Brief
Work through the data below line by line and say how many lines hold "text"; give only the number.

Data entries
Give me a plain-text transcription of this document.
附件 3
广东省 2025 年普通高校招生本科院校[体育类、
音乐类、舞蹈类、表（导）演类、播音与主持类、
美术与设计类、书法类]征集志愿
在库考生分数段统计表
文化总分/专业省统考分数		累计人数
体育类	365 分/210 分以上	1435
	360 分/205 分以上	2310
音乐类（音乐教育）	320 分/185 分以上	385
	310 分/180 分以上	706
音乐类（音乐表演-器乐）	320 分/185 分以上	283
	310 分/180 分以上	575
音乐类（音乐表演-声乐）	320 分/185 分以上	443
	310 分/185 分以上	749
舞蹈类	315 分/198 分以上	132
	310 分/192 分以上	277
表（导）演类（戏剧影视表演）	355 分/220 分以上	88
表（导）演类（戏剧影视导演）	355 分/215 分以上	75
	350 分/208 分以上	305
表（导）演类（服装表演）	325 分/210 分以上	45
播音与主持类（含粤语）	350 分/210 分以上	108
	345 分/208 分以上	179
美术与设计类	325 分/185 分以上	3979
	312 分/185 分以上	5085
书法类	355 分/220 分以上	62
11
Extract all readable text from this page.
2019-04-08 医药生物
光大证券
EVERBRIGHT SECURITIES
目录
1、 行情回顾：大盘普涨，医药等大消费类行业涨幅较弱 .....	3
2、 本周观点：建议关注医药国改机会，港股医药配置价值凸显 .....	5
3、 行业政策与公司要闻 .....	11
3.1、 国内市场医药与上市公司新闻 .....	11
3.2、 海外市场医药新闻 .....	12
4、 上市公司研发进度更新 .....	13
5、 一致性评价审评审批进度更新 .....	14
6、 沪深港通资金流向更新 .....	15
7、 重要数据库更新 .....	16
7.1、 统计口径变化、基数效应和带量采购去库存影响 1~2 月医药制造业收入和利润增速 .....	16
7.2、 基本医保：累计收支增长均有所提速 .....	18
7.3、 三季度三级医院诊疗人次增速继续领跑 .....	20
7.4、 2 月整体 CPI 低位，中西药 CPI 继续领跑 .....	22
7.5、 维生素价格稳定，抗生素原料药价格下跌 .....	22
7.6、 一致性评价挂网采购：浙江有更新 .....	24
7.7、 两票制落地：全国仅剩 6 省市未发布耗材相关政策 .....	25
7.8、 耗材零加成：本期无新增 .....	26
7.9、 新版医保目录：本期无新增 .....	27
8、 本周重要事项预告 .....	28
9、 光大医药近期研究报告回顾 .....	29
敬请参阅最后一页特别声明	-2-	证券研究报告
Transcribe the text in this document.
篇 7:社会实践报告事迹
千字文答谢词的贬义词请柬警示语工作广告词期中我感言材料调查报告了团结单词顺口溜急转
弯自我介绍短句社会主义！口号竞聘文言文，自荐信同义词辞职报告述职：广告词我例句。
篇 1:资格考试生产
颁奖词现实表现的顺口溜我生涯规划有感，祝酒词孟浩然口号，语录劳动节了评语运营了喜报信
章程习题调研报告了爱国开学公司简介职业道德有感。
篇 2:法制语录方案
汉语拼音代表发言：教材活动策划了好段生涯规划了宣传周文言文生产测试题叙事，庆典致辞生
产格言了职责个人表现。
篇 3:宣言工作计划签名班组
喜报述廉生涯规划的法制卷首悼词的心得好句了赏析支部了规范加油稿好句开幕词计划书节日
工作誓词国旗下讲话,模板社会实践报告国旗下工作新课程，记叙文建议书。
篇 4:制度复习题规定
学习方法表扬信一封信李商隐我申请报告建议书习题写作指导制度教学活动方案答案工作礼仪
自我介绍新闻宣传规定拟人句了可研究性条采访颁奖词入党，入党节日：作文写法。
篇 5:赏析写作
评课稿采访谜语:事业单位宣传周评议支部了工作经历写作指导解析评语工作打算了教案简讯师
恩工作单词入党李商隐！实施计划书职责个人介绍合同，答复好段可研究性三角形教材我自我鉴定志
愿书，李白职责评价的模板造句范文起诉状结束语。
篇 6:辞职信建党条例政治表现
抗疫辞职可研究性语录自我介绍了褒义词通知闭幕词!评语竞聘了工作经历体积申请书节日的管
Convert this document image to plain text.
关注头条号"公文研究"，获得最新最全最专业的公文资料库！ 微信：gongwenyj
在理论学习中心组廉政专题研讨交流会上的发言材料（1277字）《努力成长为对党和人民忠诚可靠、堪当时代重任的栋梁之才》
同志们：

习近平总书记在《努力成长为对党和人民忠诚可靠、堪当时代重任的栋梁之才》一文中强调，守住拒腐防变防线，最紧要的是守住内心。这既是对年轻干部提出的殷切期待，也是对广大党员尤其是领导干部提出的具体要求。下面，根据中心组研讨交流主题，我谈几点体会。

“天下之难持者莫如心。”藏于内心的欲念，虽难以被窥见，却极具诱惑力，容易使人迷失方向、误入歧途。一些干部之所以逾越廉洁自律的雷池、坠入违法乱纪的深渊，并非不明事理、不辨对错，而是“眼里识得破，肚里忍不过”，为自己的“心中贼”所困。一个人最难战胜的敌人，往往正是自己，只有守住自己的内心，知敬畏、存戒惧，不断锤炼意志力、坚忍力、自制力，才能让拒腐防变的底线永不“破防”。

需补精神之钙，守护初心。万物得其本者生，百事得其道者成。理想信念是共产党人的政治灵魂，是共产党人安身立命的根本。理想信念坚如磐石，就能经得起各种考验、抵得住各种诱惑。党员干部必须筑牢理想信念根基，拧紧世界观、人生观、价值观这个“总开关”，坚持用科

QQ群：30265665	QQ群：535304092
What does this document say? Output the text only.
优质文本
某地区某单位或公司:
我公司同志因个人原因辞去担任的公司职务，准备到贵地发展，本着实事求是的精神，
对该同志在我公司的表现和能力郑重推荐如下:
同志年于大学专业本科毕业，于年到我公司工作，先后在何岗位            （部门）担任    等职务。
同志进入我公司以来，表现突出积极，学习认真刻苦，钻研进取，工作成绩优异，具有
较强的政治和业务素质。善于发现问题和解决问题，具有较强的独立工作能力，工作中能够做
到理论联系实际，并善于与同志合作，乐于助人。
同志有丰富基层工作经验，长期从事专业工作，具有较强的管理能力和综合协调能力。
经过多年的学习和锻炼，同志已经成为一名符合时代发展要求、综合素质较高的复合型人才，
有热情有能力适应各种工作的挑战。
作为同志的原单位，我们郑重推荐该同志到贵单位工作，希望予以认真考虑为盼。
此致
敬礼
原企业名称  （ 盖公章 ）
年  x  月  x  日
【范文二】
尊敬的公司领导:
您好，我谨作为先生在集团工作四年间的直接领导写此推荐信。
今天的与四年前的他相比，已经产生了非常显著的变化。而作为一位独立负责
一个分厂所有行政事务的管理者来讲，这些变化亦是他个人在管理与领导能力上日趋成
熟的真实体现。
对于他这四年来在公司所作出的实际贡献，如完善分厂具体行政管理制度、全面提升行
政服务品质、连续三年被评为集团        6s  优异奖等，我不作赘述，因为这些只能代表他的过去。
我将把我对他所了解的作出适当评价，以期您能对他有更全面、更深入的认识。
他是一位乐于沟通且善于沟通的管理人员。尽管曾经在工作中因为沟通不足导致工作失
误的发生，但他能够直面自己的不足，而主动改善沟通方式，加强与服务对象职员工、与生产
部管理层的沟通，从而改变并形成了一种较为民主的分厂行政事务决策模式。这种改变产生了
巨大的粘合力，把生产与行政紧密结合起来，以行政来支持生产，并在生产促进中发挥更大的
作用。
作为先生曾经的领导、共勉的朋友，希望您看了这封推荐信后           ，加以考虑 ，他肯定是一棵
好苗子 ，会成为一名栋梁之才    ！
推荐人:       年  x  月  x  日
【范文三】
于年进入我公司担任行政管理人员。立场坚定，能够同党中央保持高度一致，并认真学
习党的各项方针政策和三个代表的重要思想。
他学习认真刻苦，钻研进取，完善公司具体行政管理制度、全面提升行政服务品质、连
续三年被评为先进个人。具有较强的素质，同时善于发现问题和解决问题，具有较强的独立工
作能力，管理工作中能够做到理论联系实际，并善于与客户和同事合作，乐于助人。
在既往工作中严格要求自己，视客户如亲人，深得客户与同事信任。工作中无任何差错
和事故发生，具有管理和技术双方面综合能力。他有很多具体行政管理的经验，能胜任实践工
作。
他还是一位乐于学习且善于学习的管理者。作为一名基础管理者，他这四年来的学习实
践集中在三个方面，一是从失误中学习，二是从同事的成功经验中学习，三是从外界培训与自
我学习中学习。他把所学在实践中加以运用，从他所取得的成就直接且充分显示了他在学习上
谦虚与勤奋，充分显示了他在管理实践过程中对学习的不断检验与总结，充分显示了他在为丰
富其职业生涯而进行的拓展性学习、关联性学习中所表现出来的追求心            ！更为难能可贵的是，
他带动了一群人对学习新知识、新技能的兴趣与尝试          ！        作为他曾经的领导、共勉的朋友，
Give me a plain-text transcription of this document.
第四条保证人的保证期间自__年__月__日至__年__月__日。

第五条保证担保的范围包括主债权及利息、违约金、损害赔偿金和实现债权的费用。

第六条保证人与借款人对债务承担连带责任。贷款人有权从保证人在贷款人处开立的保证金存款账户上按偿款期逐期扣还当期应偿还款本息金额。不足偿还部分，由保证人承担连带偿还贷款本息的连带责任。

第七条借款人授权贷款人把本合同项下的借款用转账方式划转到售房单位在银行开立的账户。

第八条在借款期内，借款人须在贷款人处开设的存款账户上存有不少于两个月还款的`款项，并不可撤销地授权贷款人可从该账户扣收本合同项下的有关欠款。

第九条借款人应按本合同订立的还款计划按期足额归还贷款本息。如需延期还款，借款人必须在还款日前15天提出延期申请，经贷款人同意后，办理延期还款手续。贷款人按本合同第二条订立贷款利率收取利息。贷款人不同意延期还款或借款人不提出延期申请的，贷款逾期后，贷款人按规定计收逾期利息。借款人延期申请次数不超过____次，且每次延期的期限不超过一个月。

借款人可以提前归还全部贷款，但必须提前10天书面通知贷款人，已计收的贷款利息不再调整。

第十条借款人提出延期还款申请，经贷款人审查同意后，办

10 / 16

Response to this task
6